• [Excerpted records]:
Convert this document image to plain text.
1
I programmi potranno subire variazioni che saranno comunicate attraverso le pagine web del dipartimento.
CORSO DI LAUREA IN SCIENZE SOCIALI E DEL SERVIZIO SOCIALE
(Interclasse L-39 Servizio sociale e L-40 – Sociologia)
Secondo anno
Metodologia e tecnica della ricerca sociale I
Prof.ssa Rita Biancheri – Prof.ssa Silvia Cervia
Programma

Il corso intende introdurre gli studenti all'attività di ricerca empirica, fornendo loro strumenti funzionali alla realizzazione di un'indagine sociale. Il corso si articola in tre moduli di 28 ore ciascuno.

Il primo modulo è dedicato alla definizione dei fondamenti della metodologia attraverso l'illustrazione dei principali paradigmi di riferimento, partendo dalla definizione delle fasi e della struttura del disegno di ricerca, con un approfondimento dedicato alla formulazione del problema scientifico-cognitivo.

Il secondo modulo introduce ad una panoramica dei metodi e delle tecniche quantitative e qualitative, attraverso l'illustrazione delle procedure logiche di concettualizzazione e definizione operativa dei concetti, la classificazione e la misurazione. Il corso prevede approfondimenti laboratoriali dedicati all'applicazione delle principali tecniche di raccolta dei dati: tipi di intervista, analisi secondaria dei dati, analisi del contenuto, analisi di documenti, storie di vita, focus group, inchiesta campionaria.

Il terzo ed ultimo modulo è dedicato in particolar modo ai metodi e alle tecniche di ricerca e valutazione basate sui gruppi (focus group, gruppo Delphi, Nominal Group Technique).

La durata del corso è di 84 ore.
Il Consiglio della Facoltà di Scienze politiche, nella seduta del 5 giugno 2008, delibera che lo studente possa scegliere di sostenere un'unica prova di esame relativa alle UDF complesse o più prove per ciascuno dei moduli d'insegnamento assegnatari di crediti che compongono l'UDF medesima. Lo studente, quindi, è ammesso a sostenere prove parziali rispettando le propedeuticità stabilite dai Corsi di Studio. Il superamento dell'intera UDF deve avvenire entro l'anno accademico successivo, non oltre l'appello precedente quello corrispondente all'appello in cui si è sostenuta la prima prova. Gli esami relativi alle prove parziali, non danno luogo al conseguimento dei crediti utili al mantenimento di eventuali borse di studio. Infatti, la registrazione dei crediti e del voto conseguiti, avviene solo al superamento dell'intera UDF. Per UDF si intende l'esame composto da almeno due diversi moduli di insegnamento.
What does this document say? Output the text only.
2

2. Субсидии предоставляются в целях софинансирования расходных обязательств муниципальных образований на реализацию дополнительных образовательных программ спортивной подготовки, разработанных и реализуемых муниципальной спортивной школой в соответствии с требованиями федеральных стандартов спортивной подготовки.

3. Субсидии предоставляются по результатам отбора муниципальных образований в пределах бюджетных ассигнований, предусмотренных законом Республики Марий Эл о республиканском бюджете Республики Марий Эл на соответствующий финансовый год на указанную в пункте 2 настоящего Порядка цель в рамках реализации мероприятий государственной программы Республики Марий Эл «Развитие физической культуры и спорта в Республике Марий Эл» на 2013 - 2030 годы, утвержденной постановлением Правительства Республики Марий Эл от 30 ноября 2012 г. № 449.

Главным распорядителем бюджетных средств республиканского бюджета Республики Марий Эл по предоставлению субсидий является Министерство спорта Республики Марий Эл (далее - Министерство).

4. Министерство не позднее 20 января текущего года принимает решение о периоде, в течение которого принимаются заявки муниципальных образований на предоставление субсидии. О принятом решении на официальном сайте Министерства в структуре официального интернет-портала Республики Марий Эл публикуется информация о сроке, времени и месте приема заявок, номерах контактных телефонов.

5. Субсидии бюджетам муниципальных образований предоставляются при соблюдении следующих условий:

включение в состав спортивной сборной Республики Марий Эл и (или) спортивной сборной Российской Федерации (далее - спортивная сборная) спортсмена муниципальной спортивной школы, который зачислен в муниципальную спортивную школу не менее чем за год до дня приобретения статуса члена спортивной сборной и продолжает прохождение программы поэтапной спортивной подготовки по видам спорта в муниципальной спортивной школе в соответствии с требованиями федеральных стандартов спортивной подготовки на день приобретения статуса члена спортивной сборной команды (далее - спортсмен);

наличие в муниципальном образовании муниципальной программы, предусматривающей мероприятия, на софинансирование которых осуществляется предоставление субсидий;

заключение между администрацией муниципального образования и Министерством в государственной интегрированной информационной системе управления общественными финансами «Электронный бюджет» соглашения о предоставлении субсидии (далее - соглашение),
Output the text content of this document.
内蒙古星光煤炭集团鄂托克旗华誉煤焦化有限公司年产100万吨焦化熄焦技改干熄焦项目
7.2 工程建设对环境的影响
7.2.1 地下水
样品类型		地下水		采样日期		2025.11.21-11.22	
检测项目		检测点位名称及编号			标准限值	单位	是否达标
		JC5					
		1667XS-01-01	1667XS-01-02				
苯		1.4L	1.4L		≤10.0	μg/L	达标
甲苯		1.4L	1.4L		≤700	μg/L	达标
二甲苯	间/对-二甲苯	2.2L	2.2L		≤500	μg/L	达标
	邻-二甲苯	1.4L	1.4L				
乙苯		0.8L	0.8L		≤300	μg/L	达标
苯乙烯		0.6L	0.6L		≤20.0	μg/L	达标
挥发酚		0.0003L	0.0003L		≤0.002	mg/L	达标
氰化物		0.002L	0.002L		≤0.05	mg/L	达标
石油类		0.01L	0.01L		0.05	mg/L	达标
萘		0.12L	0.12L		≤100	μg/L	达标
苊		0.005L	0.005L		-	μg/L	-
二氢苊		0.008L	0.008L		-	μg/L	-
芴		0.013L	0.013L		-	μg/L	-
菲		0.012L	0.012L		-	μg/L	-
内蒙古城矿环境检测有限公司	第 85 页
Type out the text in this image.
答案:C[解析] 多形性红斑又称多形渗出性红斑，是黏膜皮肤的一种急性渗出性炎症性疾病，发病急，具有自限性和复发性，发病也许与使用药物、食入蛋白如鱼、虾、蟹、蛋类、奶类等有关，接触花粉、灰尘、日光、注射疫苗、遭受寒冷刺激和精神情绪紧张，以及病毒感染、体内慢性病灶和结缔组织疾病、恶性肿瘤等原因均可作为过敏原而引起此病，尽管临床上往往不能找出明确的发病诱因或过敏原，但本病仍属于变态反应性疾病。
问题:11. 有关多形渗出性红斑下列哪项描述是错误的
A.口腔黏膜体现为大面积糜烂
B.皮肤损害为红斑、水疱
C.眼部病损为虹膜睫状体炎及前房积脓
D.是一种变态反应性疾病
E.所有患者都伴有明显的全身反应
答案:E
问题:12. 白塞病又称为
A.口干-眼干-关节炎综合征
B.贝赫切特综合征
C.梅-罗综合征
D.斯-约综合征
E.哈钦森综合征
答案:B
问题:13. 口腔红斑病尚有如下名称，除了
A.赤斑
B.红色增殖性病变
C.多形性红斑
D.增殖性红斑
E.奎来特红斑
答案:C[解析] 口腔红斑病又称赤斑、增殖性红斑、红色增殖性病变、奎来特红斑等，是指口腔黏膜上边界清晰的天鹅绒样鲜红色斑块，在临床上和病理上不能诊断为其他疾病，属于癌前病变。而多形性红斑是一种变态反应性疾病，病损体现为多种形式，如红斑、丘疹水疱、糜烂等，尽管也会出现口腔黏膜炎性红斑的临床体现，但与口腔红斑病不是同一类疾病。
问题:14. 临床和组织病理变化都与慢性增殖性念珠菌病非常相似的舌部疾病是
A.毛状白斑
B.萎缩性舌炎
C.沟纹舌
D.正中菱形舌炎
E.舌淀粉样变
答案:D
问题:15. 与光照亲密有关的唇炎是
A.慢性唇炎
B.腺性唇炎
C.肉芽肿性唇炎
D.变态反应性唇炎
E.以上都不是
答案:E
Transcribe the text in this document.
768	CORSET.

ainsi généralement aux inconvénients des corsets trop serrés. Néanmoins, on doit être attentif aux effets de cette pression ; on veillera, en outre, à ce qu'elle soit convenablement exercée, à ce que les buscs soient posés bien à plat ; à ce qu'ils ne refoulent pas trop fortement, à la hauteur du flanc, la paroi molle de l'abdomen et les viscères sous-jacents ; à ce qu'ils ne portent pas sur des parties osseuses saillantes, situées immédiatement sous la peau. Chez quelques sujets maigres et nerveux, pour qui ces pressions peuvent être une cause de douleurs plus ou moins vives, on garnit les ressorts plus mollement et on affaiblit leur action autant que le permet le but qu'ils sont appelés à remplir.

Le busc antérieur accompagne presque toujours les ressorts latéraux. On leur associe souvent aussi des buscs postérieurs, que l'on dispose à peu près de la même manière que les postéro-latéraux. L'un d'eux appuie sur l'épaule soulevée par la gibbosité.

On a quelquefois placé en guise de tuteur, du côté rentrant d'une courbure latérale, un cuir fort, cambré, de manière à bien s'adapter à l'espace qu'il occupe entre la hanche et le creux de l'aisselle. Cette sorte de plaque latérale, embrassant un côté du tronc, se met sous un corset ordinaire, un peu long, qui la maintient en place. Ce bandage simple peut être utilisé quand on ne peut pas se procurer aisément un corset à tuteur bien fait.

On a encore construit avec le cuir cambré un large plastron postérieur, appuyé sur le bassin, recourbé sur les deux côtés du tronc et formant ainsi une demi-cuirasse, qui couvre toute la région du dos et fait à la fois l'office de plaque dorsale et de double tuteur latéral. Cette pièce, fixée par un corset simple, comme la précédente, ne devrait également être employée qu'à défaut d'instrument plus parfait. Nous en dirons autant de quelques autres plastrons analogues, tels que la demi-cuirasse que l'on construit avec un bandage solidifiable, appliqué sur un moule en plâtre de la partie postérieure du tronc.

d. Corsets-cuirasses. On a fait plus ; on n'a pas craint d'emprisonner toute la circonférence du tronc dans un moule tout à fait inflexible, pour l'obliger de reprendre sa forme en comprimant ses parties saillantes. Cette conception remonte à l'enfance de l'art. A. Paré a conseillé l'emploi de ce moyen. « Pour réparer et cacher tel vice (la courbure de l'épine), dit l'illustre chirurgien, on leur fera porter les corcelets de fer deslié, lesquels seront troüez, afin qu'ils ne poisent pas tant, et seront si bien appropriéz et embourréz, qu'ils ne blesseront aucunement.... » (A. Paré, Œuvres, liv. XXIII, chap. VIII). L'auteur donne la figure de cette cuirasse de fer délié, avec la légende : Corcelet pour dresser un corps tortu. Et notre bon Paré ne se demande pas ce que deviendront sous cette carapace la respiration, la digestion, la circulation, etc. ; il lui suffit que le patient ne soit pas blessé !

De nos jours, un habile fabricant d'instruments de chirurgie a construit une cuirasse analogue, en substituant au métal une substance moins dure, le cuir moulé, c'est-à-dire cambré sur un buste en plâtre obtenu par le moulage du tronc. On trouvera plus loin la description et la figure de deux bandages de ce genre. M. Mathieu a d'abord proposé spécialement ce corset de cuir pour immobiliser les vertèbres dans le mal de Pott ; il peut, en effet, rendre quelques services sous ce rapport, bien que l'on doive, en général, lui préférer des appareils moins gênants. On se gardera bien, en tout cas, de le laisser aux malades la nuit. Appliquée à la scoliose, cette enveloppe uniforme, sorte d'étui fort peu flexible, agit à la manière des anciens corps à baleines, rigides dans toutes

• [Task to complete]: Where a line above includes "principali", copy that line.

• [Problem solution]:
Il primo modulo è dedicato alla definizione dei fondamenti della metodologia attraverso l'illustrazione dei principali paradigmi di riferimento, partendo dalla definizione delle fasi e della struttura del disegno di ricerca, con un approfondimento dedicato alla formulazione del problema scientifico-cognitivo.
Il secondo modulo introduce ad una panoramica dei metodi e delle tecniche quantitative e qualitative, attraverso l'illustrazione delle procedure logiche di concettualizzazione e definizione operativa dei concetti, la classificazione e la misurazione. Il corso prevede approfondimenti laboratoriali dedicati all'applicazione delle principali tecniche di raccolta dei dati: tipi di intervista, analisi secondaria dei dati, analisi del contenuto, analisi di documenti, storie di vita, focus group, inchiesta campionaria.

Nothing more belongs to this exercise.